-- Start --

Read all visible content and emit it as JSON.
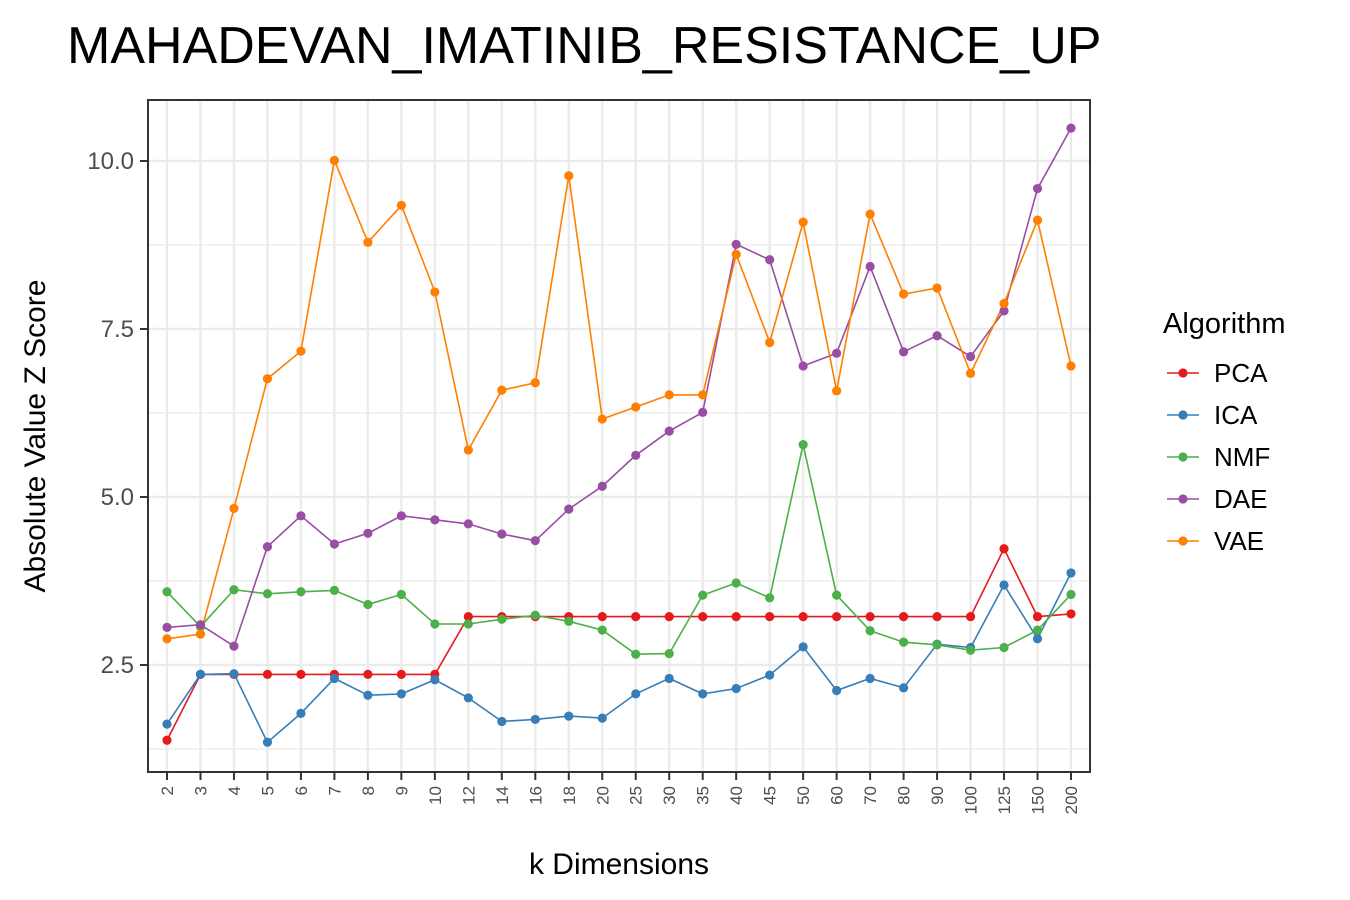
{
  "chart_data": {
    "type": "line",
    "title": "MAHADEVAN_IMATINIB_RESISTANCE_UP",
    "xlabel": "k Dimensions",
    "ylabel": "Absolute Value Z Score",
    "categories": [
      "2",
      "3",
      "4",
      "5",
      "6",
      "7",
      "8",
      "9",
      "10",
      "12",
      "14",
      "16",
      "18",
      "20",
      "25",
      "30",
      "35",
      "40",
      "45",
      "50",
      "60",
      "70",
      "80",
      "90",
      "100",
      "125",
      "150",
      "200"
    ],
    "ylim": [
      0.9,
      10.9
    ],
    "yticks": [
      2.5,
      5.0,
      7.5,
      10.0
    ],
    "ytick_labels": [
      "2.5",
      "5.0",
      "7.5",
      "10.0"
    ],
    "grid": true,
    "legend": {
      "title": "Algorithm",
      "position": "right"
    },
    "series": [
      {
        "name": "PCA",
        "color": "#e41a1c",
        "values": [
          1.38,
          2.36,
          2.36,
          2.36,
          2.36,
          2.36,
          2.36,
          2.36,
          2.36,
          3.22,
          3.22,
          3.22,
          3.22,
          3.22,
          3.22,
          3.22,
          3.22,
          3.22,
          3.22,
          3.22,
          3.22,
          3.22,
          3.22,
          3.22,
          3.22,
          4.23,
          3.22,
          3.26
        ]
      },
      {
        "name": "ICA",
        "color": "#377eb8",
        "values": [
          1.62,
          2.36,
          2.37,
          1.35,
          1.78,
          2.3,
          2.05,
          2.07,
          2.28,
          2.01,
          1.66,
          1.69,
          1.74,
          1.71,
          2.07,
          2.3,
          2.07,
          2.15,
          2.35,
          2.77,
          2.12,
          2.3,
          2.16,
          2.81,
          2.76,
          3.69,
          2.89,
          3.87
        ]
      },
      {
        "name": "NMF",
        "color": "#4daf4a",
        "values": [
          3.59,
          3.07,
          3.62,
          3.56,
          3.59,
          3.61,
          3.4,
          3.55,
          3.11,
          3.11,
          3.18,
          3.24,
          3.15,
          3.02,
          2.66,
          2.67,
          3.54,
          3.72,
          3.5,
          5.78,
          3.54,
          3.01,
          2.84,
          2.8,
          2.72,
          2.76,
          3.02,
          3.55
        ]
      },
      {
        "name": "DAE",
        "color": "#984ea3",
        "values": [
          3.06,
          3.1,
          2.78,
          4.26,
          4.72,
          4.3,
          4.46,
          4.72,
          4.66,
          4.6,
          4.45,
          4.35,
          4.82,
          5.16,
          5.62,
          5.98,
          6.26,
          8.76,
          8.53,
          6.95,
          7.14,
          8.43,
          7.16,
          7.4,
          7.09,
          7.77,
          9.59,
          10.49
        ]
      },
      {
        "name": "VAE",
        "color": "#ff7f00",
        "values": [
          2.89,
          2.96,
          4.83,
          6.76,
          7.17,
          10.01,
          8.79,
          9.34,
          8.05,
          5.7,
          6.59,
          6.7,
          9.78,
          6.16,
          6.34,
          6.52,
          6.52,
          8.61,
          7.3,
          9.09,
          6.58,
          9.21,
          8.02,
          8.11,
          6.84,
          7.88,
          9.12,
          6.95
        ]
      }
    ]
  }
}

-- End --

Direction: Return the entries unchanged, save for the pictures, which do not belong in the copy.

Output below:
Read all visible content and emit it as JSON.
{
  "chart_data": {
    "type": "line",
    "title": "MAHADEVAN_IMATINIB_RESISTANCE_UP",
    "xlabel": "k Dimensions",
    "ylabel": "Absolute Value Z Score",
    "categories": [
      "2",
      "3",
      "4",
      "5",
      "6",
      "7",
      "8",
      "9",
      "10",
      "12",
      "14",
      "16",
      "18",
      "20",
      "25",
      "30",
      "35",
      "40",
      "45",
      "50",
      "60",
      "70",
      "80",
      "90",
      "100",
      "125",
      "150",
      "200"
    ],
    "ylim": [
      0.9,
      10.9
    ],
    "yticks": [
      2.5,
      5.0,
      7.5,
      10.0
    ],
    "ytick_labels": [
      "2.5",
      "5.0",
      "7.5",
      "10.0"
    ],
    "grid": true,
    "legend": {
      "title": "Algorithm",
      "position": "right"
    },
    "series": [
      {
        "name": "PCA",
        "color": "#e41a1c",
        "values": [
          1.38,
          2.36,
          2.36,
          2.36,
          2.36,
          2.36,
          2.36,
          2.36,
          2.36,
          3.22,
          3.22,
          3.22,
          3.22,
          3.22,
          3.22,
          3.22,
          3.22,
          3.22,
          3.22,
          3.22,
          3.22,
          3.22,
          3.22,
          3.22,
          3.22,
          4.23,
          3.22,
          3.26
        ]
      },
      {
        "name": "ICA",
        "color": "#377eb8",
        "values": [
          1.62,
          2.36,
          2.37,
          1.35,
          1.78,
          2.3,
          2.05,
          2.07,
          2.28,
          2.01,
          1.66,
          1.69,
          1.74,
          1.71,
          2.07,
          2.3,
          2.07,
          2.15,
          2.35,
          2.77,
          2.12,
          2.3,
          2.16,
          2.81,
          2.76,
          3.69,
          2.89,
          3.87
        ]
      },
      {
        "name": "NMF",
        "color": "#4daf4a",
        "values": [
          3.59,
          3.07,
          3.62,
          3.56,
          3.59,
          3.61,
          3.4,
          3.55,
          3.11,
          3.11,
          3.18,
          3.24,
          3.15,
          3.02,
          2.66,
          2.67,
          3.54,
          3.72,
          3.5,
          5.78,
          3.54,
          3.01,
          2.84,
          2.8,
          2.72,
          2.76,
          3.02,
          3.55
        ]
      },
      {
        "name": "DAE",
        "color": "#984ea3",
        "values": [
          3.06,
          3.1,
          2.78,
          4.26,
          4.72,
          4.3,
          4.46,
          4.72,
          4.66,
          4.6,
          4.45,
          4.35,
          4.82,
          5.16,
          5.62,
          5.98,
          6.26,
          8.76,
          8.53,
          6.95,
          7.14,
          8.43,
          7.16,
          7.4,
          7.09,
          7.77,
          9.59,
          10.49
        ]
      },
      {
        "name": "VAE",
        "color": "#ff7f00",
        "values": [
          2.89,
          2.96,
          4.83,
          6.76,
          7.17,
          10.01,
          8.79,
          9.34,
          8.05,
          5.7,
          6.59,
          6.7,
          9.78,
          6.16,
          6.34,
          6.52,
          6.52,
          8.61,
          7.3,
          9.09,
          6.58,
          9.21,
          8.02,
          8.11,
          6.84,
          7.88,
          9.12,
          6.95
        ]
      }
    ]
  }
}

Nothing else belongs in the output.